DATA —
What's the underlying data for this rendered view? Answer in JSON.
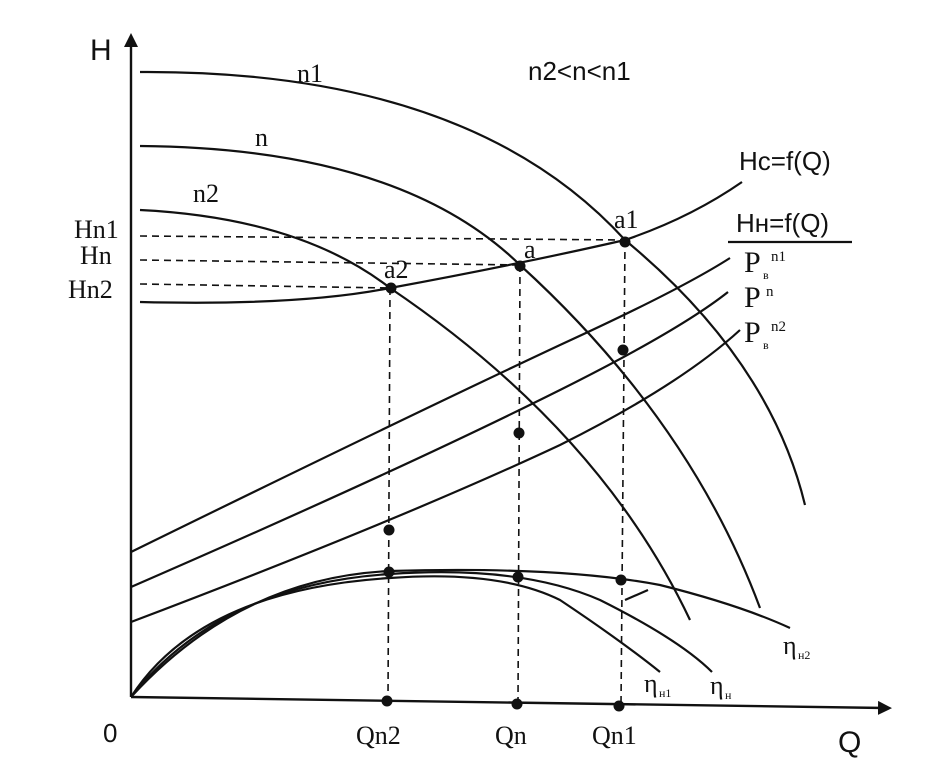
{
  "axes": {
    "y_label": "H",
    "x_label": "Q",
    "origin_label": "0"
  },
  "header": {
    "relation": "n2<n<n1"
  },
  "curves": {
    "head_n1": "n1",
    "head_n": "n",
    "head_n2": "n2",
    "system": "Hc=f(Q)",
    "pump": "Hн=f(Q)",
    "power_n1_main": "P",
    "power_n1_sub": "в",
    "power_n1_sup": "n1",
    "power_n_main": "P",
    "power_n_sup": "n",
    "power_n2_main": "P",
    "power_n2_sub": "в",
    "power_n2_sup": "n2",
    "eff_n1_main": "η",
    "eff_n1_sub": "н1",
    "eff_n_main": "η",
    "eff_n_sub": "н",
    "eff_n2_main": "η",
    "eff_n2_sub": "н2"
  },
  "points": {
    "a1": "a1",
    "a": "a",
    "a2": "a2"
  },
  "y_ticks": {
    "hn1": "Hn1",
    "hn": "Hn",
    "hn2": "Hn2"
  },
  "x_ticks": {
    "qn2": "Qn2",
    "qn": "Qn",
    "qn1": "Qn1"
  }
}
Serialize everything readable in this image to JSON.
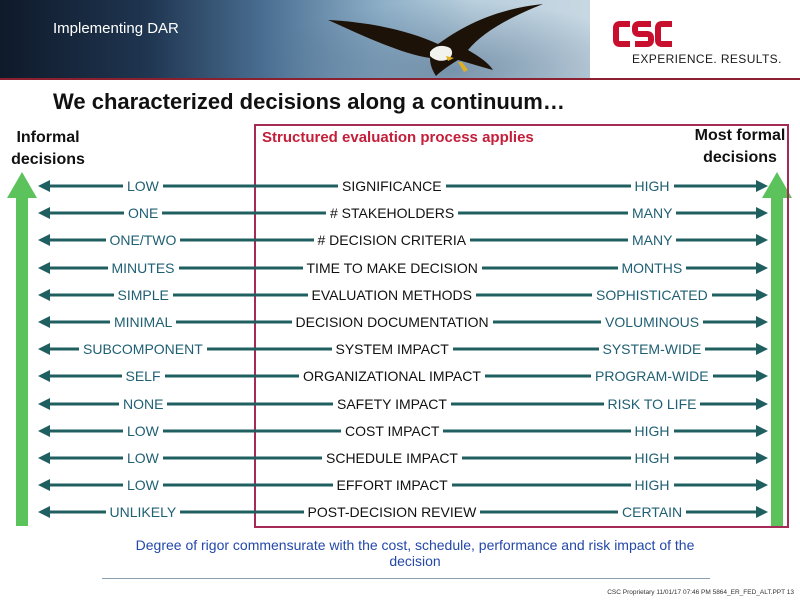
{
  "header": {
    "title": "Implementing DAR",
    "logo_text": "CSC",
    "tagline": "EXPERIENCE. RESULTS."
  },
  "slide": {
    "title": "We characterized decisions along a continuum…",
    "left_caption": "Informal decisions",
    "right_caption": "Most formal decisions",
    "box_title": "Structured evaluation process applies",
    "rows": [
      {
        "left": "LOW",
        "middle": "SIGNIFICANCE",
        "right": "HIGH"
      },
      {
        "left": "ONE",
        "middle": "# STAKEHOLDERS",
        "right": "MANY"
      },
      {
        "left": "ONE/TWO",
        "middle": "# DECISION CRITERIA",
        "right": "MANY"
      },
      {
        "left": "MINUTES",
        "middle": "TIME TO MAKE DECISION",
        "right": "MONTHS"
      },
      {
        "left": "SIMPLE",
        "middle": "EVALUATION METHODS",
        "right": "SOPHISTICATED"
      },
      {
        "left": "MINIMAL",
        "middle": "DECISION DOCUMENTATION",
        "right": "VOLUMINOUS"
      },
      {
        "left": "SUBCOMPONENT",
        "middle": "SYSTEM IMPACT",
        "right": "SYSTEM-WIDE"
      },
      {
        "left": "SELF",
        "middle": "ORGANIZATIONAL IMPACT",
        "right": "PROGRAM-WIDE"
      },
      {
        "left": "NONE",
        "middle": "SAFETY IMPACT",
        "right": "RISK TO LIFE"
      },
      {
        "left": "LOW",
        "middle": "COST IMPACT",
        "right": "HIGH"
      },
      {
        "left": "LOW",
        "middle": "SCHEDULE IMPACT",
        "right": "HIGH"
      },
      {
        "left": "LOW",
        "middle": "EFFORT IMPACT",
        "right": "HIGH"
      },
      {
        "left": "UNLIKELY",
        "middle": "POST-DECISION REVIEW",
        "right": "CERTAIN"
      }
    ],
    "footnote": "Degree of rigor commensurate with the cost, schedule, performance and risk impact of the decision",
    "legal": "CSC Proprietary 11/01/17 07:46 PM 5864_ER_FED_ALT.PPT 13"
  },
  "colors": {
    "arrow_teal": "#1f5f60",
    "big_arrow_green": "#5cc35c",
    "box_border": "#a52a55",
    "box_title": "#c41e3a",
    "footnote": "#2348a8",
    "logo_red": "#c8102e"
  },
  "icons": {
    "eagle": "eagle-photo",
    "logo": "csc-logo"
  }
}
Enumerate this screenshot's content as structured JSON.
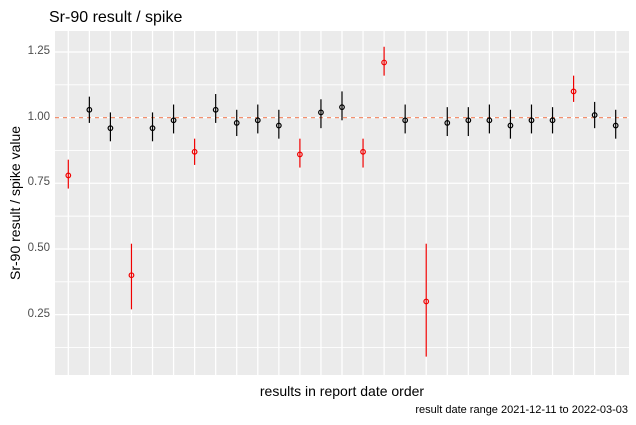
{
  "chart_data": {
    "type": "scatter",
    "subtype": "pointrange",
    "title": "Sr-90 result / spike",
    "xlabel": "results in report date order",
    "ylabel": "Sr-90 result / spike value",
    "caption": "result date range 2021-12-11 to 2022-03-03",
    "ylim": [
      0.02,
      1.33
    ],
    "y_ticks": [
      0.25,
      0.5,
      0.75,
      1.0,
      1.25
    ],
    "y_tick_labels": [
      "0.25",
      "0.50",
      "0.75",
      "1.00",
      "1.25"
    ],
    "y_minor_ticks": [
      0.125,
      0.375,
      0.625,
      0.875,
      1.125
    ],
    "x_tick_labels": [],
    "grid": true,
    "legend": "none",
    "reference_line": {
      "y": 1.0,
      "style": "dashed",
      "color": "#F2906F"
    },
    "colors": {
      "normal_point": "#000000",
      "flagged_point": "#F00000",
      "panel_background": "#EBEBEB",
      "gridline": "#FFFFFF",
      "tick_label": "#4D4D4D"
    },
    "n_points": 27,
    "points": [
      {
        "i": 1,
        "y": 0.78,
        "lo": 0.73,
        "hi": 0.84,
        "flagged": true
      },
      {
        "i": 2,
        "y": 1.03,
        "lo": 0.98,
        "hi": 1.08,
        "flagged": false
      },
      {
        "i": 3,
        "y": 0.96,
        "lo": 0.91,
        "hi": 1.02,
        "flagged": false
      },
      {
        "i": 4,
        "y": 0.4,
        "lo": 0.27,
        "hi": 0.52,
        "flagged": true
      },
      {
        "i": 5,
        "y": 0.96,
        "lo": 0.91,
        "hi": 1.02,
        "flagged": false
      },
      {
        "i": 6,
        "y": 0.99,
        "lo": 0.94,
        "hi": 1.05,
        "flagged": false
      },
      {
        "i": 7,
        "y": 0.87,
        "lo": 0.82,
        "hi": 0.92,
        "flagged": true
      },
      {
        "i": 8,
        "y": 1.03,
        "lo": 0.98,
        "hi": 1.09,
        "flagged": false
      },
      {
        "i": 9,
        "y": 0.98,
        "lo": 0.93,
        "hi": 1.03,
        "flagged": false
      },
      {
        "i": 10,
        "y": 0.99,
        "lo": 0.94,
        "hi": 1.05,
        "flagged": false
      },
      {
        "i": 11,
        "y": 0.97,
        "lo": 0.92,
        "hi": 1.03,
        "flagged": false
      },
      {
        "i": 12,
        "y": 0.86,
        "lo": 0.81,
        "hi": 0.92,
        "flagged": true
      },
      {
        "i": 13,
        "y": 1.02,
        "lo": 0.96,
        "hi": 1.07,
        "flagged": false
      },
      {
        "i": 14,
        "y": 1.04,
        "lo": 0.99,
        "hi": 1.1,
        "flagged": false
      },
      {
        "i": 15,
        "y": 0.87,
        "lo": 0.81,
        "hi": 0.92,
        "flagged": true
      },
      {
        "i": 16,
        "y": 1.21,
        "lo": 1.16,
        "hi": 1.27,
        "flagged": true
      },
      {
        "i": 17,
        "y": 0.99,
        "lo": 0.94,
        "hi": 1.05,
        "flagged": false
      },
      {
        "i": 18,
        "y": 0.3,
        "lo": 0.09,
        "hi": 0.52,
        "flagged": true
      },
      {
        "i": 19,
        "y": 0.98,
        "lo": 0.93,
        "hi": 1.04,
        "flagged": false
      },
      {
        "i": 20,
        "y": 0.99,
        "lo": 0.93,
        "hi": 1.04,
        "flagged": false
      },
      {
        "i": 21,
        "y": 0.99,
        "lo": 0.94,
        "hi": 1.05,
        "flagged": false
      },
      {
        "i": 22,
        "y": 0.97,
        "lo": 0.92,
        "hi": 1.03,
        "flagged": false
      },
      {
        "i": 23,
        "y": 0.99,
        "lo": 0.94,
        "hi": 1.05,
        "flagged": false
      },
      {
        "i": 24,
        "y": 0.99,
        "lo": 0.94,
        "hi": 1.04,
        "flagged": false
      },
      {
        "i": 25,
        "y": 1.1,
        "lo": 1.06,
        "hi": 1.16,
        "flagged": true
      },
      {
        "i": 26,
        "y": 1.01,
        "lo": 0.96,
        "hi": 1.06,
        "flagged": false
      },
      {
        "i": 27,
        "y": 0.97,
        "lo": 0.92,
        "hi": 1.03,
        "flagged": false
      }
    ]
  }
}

WHAT IS ASKED — List all lines from the entries that include the word "date".

RESULT OF THIS TASK —
    "xlabel": "results in report date order",
    "caption": "result date range 2021-12-11 to 2022-03-03",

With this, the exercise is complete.